SET EXERCISE: In the listing below, locate the lines that hold "corporal" and copy them.

+++ SOURCE RECORDS +++

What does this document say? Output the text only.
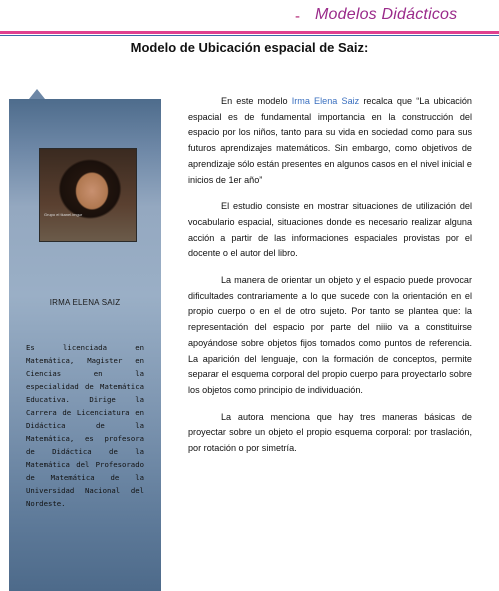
- Modelos Didácticos
Modelo de Ubicación espacial de Saiz:
Grupo el tkanel.imgur
IRMA ELENA SAIZ
Es licenciada en Matemática, Magister en Ciencias en la especialidad de Matemática Educativa. Dirige la Carrera de Licenciatura en Didáctica de la Matemática, es profesora de Didáctica de la Matemática del Profesorado de Matemática de la Universidad Nacional del Nordeste.

En este modelo Irma Elena Saiz recalca que “La ubicación espacial es de fundamental importancia en la construcción del espacio por los niños, tanto para su vida en sociedad como para sus futuros aprendizajes matemáticos. Sin embargo, como objetivos de aprendizaje sólo están presentes en algunos casos en el nivel inicial e inicios de 1er año”

El estudio consiste en mostrar situaciones de utilización del vocabulario espacial, situaciones donde es necesario realizar alguna acción a partir de las informaciones espaciales provistas por el docente o el autor del libro.

La manera de orientar un objeto y el espacio puede provocar dificultades contrariamente a lo que sucede con la orientación en el propio cuerpo o en el de otro sujeto. Por tanto se plantea que: la representación del espacio por parte del niiio va a constituirse apoyándose sobre objetos fijos tomados como puntos de referencia. La aparición del lenguaje, con la formación de conceptos, permite separar el esquema corporal del propio cuerpo para proyectarlo sobre los objetos como principio de individuación.

La autora menciona que hay tres maneras básicas de proyectar sobre un objeto el propio esquema corporal: por traslación, por rotación o por simetría.
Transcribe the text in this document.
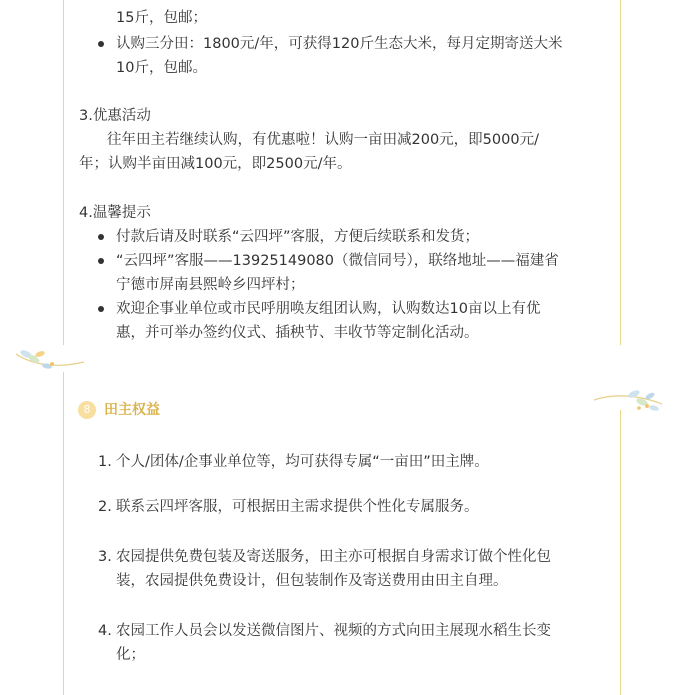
15斤，包邮；
认购三分田：1800元/年，可获得120斤生态大米，每月定期寄送大米
10斤，包邮。
3.优惠活动
往年田主若继续认购，有优惠啦！认购一亩田减200元，即5000元/
年；认购半亩田减100元，即2500元/年。
4.温馨提示
付款后请及时联系“云四坪”客服，方便后续联系和发货；
“云四坪”客服——13925149080（微信同号），联络地址——福建省
宁德市屏南县熙岭乡四坪村；
欢迎企事业单位或市民呼朋唤友组团认购，认购数达10亩以上有优
惠，并可举办签约仪式、插秧节、丰收节等定制化活动。
8 田主权益
1. 个人/团体/企事业单位等，均可获得专属“一亩田”田主牌。
2. 联系云四坪客服，可根据田主需求提供个性化专属服务。
3. 农园提供免费包装及寄送服务，田主亦可根据自身需求订做个性化包
装，农园提供免费设计，但包装制作及寄送费用由田主自理。
4. 农园工作人员会以发送微信图片、视频的方式向田主展现水稻生长变
化；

+++

ANSWER:
La manera de orientar un objeto y el espacio puede provocar dificultades contrariamente a lo que sucede con la orientación en el propio cuerpo o en el de otro sujeto. Por tanto se plantea que: la representación del espacio por parte del niiio va a constituirse apoyándose sobre objetos fijos tomados como puntos de referencia. La aparición del lenguaje, con la formación de conceptos, permite separar el esquema corporal del propio cuerpo para proyectarlo sobre los objetos como principio de individuación.
La autora menciona que hay tres maneras básicas de proyectar sobre un objeto el propio esquema corporal: por traslación, por rotación o por simetría.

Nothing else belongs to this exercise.